Records from a collection:
════════════════
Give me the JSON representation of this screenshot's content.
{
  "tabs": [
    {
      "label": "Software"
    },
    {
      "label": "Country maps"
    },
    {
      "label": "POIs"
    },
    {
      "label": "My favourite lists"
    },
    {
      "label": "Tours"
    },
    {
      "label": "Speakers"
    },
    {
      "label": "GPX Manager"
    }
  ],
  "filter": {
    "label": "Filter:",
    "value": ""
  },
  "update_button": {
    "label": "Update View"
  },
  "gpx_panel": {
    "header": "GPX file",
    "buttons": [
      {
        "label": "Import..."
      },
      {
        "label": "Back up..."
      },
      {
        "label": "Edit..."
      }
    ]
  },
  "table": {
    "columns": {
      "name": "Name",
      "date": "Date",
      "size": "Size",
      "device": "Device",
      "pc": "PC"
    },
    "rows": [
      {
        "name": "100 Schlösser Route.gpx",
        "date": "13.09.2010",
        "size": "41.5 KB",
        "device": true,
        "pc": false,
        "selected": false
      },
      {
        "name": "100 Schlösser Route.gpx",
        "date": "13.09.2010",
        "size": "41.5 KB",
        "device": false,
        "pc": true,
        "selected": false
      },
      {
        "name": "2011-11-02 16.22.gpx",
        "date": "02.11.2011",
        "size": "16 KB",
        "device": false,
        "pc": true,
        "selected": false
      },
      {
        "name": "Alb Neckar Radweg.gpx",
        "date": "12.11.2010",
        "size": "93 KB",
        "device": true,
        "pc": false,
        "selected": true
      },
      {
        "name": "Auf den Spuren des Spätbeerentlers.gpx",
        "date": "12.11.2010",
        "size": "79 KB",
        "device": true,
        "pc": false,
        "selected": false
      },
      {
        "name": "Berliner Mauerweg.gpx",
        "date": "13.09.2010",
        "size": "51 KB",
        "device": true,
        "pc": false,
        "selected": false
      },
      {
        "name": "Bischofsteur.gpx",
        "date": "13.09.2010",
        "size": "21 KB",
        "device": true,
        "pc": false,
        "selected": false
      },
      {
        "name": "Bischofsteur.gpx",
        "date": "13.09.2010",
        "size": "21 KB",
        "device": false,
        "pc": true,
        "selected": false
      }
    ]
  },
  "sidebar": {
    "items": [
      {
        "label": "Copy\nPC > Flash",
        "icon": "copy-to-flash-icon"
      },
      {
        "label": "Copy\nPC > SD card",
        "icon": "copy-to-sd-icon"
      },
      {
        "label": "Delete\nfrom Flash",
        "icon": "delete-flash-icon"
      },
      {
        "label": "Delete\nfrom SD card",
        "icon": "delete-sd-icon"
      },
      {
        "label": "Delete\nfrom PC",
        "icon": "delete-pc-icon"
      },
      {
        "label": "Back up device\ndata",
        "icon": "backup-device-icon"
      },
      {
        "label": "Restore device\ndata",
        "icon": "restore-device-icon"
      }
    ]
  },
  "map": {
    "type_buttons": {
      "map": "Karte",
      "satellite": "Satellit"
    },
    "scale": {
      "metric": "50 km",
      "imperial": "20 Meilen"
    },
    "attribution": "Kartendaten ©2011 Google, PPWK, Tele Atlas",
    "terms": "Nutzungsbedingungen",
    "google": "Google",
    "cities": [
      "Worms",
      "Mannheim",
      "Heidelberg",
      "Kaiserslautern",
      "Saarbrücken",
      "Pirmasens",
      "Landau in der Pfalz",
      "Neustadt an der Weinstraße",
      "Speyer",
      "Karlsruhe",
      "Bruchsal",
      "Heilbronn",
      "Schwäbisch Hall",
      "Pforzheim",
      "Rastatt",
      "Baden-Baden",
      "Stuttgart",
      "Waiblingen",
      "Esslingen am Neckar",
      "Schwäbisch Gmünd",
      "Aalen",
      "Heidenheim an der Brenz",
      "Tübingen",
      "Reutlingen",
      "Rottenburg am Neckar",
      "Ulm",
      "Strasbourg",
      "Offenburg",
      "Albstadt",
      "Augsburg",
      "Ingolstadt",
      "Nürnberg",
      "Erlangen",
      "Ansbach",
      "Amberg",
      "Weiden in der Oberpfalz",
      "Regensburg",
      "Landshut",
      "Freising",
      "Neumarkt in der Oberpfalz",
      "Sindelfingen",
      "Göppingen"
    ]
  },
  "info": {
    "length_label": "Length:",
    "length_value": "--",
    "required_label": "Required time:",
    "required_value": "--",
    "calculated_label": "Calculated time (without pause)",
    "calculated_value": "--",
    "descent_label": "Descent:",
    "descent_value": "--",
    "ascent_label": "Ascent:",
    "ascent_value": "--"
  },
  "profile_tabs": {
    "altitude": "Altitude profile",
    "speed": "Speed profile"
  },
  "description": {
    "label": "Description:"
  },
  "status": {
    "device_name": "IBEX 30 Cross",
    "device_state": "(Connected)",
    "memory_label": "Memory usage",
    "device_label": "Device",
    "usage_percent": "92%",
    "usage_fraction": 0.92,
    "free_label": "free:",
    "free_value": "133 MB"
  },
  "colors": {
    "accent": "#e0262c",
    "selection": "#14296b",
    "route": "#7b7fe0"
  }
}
════════════════
TASK REQUIREMENTS:
Retype all of the material above with every character intact.

OUTPUT BELOW:
Give me the JSON representation of this screenshot's content.
{
  "tabs": [
    {
      "label": "Software"
    },
    {
      "label": "Country maps"
    },
    {
      "label": "POIs"
    },
    {
      "label": "My favourite lists"
    },
    {
      "label": "Tours"
    },
    {
      "label": "Speakers"
    },
    {
      "label": "GPX Manager"
    }
  ],
  "filter": {
    "label": "Filter:",
    "value": ""
  },
  "update_button": {
    "label": "Update View"
  },
  "gpx_panel": {
    "header": "GPX file",
    "buttons": [
      {
        "label": "Import..."
      },
      {
        "label": "Back up..."
      },
      {
        "label": "Edit..."
      }
    ]
  },
  "table": {
    "columns": {
      "name": "Name",
      "date": "Date",
      "size": "Size",
      "device": "Device",
      "pc": "PC"
    },
    "rows": [
      {
        "name": "100 Schlösser Route.gpx",
        "date": "13.09.2010",
        "size": "41.5 KB",
        "device": true,
        "pc": false,
        "selected": false
      },
      {
        "name": "100 Schlösser Route.gpx",
        "date": "13.09.2010",
        "size": "41.5 KB",
        "device": false,
        "pc": true,
        "selected": false
      },
      {
        "name": "2011-11-02 16.22.gpx",
        "date": "02.11.2011",
        "size": "16 KB",
        "device": false,
        "pc": true,
        "selected": false
      },
      {
        "name": "Alb Neckar Radweg.gpx",
        "date": "12.11.2010",
        "size": "93 KB",
        "device": true,
        "pc": false,
        "selected": true
      },
      {
        "name": "Auf den Spuren des Spätbeerentlers.gpx",
        "date": "12.11.2010",
        "size": "79 KB",
        "device": true,
        "pc": false,
        "selected": false
      },
      {
        "name": "Berliner Mauerweg.gpx",
        "date": "13.09.2010",
        "size": "51 KB",
        "device": true,
        "pc": false,
        "selected": false
      },
      {
        "name": "Bischofsteur.gpx",
        "date": "13.09.2010",
        "size": "21 KB",
        "device": true,
        "pc": false,
        "selected": false
      },
      {
        "name": "Bischofsteur.gpx",
        "date": "13.09.2010",
        "size": "21 KB",
        "device": false,
        "pc": true,
        "selected": false
      }
    ]
  },
  "sidebar": {
    "items": [
      {
        "label": "Copy\nPC > Flash",
        "icon": "copy-to-flash-icon"
      },
      {
        "label": "Copy\nPC > SD card",
        "icon": "copy-to-sd-icon"
      },
      {
        "label": "Delete\nfrom Flash",
        "icon": "delete-flash-icon"
      },
      {
        "label": "Delete\nfrom SD card",
        "icon": "delete-sd-icon"
      },
      {
        "label": "Delete\nfrom PC",
        "icon": "delete-pc-icon"
      },
      {
        "label": "Back up device\ndata",
        "icon": "backup-device-icon"
      },
      {
        "label": "Restore device\ndata",
        "icon": "restore-device-icon"
      }
    ]
  },
  "map": {
    "type_buttons": {
      "map": "Karte",
      "satellite": "Satellit"
    },
    "scale": {
      "metric": "50 km",
      "imperial": "20 Meilen"
    },
    "attribution": "Kartendaten ©2011 Google, PPWK, Tele Atlas",
    "terms": "Nutzungsbedingungen",
    "google": "Google",
    "cities": [
      "Worms",
      "Mannheim",
      "Heidelberg",
      "Kaiserslautern",
      "Saarbrücken",
      "Pirmasens",
      "Landau in der Pfalz",
      "Neustadt an der Weinstraße",
      "Speyer",
      "Karlsruhe",
      "Bruchsal",
      "Heilbronn",
      "Schwäbisch Hall",
      "Pforzheim",
      "Rastatt",
      "Baden-Baden",
      "Stuttgart",
      "Waiblingen",
      "Esslingen am Neckar",
      "Schwäbisch Gmünd",
      "Aalen",
      "Heidenheim an der Brenz",
      "Tübingen",
      "Reutlingen",
      "Rottenburg am Neckar",
      "Ulm",
      "Strasbourg",
      "Offenburg",
      "Albstadt",
      "Augsburg",
      "Ingolstadt",
      "Nürnberg",
      "Erlangen",
      "Ansbach",
      "Amberg",
      "Weiden in der Oberpfalz",
      "Regensburg",
      "Landshut",
      "Freising",
      "Neumarkt in der Oberpfalz",
      "Sindelfingen",
      "Göppingen"
    ]
  },
  "info": {
    "length_label": "Length:",
    "length_value": "--",
    "required_label": "Required time:",
    "required_value": "--",
    "calculated_label": "Calculated time (without pause)",
    "calculated_value": "--",
    "descent_label": "Descent:",
    "descent_value": "--",
    "ascent_label": "Ascent:",
    "ascent_value": "--"
  },
  "profile_tabs": {
    "altitude": "Altitude profile",
    "speed": "Speed profile"
  },
  "description": {
    "label": "Description:"
  },
  "status": {
    "device_name": "IBEX 30 Cross",
    "device_state": "(Connected)",
    "memory_label": "Memory usage",
    "device_label": "Device",
    "usage_percent": "92%",
    "usage_fraction": 0.92,
    "free_label": "free:",
    "free_value": "133 MB"
  },
  "colors": {
    "accent": "#e0262c",
    "selection": "#14296b",
    "route": "#7b7fe0"
  }
}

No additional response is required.